DESCRIPTION OF THE TASK:
Gather all lines containing the string "content" and copy them out.

WORKING DATA:

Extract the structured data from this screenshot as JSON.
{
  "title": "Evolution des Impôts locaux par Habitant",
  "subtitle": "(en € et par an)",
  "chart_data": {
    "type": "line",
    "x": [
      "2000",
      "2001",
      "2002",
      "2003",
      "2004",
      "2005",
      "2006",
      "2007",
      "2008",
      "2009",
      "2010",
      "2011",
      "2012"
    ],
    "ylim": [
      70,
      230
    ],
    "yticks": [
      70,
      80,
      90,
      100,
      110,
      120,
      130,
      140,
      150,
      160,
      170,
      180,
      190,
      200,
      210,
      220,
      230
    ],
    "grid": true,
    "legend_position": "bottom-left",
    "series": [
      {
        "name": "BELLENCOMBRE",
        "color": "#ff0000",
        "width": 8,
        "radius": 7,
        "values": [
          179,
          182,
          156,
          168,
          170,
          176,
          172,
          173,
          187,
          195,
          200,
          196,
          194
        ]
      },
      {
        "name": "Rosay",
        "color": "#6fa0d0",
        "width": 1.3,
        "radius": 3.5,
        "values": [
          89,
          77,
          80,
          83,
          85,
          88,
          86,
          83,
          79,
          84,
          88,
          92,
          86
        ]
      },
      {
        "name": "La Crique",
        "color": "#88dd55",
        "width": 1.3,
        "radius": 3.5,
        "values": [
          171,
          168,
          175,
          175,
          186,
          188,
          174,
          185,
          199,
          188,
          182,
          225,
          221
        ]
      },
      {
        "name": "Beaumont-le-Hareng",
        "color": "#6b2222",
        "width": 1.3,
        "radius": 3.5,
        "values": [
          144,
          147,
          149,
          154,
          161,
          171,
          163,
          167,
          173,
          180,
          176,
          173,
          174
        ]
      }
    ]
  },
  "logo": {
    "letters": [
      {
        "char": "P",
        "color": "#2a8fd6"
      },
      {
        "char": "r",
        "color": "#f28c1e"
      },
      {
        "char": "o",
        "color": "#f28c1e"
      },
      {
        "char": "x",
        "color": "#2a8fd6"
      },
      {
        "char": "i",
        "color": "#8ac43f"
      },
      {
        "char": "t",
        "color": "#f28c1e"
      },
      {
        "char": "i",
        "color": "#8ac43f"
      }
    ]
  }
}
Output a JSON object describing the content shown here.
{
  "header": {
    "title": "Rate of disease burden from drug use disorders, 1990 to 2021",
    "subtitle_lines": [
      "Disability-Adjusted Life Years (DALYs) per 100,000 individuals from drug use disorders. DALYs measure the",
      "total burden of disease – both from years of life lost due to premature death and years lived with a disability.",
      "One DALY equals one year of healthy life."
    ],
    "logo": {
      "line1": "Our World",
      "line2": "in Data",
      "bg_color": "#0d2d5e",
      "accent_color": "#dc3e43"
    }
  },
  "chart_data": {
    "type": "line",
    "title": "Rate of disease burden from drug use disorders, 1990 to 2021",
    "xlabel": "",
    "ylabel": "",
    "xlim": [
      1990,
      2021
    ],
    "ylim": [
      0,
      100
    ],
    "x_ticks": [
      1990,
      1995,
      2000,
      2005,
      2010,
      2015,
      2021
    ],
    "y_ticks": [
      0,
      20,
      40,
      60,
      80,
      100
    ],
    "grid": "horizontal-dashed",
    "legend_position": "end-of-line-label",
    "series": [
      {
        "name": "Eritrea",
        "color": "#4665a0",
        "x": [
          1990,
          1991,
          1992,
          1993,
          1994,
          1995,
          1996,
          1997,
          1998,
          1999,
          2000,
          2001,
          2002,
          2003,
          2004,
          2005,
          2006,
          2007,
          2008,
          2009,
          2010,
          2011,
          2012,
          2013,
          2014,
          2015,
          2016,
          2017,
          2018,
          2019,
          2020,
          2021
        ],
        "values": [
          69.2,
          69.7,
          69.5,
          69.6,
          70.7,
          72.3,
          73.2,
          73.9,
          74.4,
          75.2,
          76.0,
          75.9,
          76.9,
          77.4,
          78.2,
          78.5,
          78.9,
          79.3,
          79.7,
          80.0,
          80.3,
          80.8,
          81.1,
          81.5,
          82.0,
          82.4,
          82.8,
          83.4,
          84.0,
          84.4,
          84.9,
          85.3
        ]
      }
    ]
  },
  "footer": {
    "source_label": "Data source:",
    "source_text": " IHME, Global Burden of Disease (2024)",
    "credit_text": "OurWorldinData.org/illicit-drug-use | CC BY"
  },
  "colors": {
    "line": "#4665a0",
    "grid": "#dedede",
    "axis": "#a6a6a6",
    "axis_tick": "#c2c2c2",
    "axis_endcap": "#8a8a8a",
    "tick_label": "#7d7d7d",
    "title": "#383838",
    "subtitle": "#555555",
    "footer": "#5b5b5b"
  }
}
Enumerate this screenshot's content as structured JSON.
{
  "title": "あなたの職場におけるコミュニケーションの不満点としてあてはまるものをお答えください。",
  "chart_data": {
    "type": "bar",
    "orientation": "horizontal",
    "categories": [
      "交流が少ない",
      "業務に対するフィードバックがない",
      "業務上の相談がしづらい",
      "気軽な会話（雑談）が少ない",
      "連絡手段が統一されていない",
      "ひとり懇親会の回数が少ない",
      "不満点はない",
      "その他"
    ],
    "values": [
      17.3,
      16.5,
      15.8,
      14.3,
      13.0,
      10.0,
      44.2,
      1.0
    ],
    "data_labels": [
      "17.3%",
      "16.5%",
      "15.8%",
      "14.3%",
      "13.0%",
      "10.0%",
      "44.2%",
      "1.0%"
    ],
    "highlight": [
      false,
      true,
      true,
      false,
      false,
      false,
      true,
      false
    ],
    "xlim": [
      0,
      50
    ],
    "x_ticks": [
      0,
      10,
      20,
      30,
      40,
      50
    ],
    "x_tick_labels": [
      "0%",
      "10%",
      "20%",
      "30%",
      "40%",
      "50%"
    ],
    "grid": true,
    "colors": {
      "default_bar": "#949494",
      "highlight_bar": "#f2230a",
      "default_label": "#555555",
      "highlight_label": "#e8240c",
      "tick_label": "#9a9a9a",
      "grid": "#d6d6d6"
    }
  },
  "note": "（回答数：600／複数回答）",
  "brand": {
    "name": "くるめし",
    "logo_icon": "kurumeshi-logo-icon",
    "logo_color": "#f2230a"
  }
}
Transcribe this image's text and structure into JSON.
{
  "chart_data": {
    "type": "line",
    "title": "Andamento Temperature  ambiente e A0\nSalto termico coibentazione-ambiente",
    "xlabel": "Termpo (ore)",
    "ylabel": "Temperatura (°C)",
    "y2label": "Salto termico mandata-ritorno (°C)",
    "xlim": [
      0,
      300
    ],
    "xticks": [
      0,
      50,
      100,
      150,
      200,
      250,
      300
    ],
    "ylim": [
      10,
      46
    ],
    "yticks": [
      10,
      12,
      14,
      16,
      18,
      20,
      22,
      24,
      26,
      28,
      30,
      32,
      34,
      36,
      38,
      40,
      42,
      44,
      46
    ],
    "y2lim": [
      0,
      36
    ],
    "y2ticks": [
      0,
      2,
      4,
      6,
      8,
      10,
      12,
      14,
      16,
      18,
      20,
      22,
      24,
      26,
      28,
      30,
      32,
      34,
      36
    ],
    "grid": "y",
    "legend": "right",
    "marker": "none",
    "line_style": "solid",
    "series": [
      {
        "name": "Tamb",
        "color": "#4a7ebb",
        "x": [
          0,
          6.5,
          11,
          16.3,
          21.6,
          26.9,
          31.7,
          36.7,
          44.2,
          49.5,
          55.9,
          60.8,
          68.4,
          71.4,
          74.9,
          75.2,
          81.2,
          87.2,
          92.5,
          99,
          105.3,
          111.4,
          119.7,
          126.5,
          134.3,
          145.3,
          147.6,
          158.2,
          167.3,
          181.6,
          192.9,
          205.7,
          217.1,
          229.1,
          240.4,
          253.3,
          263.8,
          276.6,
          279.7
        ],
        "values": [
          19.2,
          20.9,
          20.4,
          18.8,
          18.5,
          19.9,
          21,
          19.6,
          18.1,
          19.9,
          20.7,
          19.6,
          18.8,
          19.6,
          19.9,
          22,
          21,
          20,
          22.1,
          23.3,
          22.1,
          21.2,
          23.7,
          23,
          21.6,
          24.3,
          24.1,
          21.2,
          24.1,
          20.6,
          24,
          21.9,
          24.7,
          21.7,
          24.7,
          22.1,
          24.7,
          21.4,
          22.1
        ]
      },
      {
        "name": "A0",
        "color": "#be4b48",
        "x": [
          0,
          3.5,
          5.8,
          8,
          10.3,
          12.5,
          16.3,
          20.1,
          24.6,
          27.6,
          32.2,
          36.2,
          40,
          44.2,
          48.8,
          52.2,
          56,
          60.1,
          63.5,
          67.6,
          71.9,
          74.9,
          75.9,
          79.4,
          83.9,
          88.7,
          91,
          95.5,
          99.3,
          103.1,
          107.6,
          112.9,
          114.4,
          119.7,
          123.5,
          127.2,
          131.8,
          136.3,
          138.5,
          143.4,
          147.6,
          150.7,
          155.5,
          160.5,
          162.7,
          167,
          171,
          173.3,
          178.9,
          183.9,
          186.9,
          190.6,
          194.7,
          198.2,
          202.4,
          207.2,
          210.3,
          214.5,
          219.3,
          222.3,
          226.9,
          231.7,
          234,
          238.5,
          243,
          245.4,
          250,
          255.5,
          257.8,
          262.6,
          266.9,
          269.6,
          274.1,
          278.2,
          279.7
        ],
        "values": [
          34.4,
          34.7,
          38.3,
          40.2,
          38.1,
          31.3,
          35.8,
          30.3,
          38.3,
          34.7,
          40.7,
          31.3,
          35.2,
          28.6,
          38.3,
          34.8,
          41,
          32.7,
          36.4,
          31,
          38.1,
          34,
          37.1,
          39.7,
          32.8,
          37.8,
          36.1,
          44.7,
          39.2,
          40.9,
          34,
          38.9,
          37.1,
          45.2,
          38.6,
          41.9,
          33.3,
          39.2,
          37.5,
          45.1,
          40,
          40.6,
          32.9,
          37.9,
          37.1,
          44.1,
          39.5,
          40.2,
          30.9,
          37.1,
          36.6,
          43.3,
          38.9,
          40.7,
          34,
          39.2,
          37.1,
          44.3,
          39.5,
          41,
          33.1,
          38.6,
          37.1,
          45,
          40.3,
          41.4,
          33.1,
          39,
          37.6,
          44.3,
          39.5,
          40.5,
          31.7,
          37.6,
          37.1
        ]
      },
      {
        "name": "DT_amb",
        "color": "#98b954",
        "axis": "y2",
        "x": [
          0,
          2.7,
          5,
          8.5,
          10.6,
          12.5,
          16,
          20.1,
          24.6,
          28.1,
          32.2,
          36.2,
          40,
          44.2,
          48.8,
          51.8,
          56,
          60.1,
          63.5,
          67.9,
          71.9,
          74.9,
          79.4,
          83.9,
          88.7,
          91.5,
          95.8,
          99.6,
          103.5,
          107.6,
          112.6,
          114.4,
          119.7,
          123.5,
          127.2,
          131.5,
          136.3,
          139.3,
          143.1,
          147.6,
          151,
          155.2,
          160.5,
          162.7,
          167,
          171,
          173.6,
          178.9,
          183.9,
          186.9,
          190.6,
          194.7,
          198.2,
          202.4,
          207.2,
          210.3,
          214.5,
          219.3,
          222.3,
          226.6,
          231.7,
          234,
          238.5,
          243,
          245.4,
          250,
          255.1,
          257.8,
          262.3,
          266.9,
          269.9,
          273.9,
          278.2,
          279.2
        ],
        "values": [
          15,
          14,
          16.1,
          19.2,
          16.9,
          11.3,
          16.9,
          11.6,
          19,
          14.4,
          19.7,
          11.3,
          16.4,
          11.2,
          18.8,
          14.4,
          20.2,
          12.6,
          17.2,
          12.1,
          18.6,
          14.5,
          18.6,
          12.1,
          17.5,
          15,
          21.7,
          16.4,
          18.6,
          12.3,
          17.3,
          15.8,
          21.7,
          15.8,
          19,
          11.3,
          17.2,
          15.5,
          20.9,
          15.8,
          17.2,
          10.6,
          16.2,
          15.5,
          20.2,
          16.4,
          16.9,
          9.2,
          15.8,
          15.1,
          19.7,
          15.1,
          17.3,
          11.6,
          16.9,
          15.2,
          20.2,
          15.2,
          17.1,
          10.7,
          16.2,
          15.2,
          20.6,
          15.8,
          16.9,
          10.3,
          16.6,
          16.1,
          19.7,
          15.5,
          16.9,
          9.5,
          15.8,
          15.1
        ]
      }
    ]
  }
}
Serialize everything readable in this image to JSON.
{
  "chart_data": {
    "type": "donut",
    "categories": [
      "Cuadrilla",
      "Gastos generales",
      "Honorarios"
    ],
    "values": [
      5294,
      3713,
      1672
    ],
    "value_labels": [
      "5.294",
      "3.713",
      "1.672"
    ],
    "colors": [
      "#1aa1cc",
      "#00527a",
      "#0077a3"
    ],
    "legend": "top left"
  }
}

ANSWER TO THIS PROBLEM:
Output a JSON object describing the content shown here.
Enumerate this screenshot's content as structured JSON.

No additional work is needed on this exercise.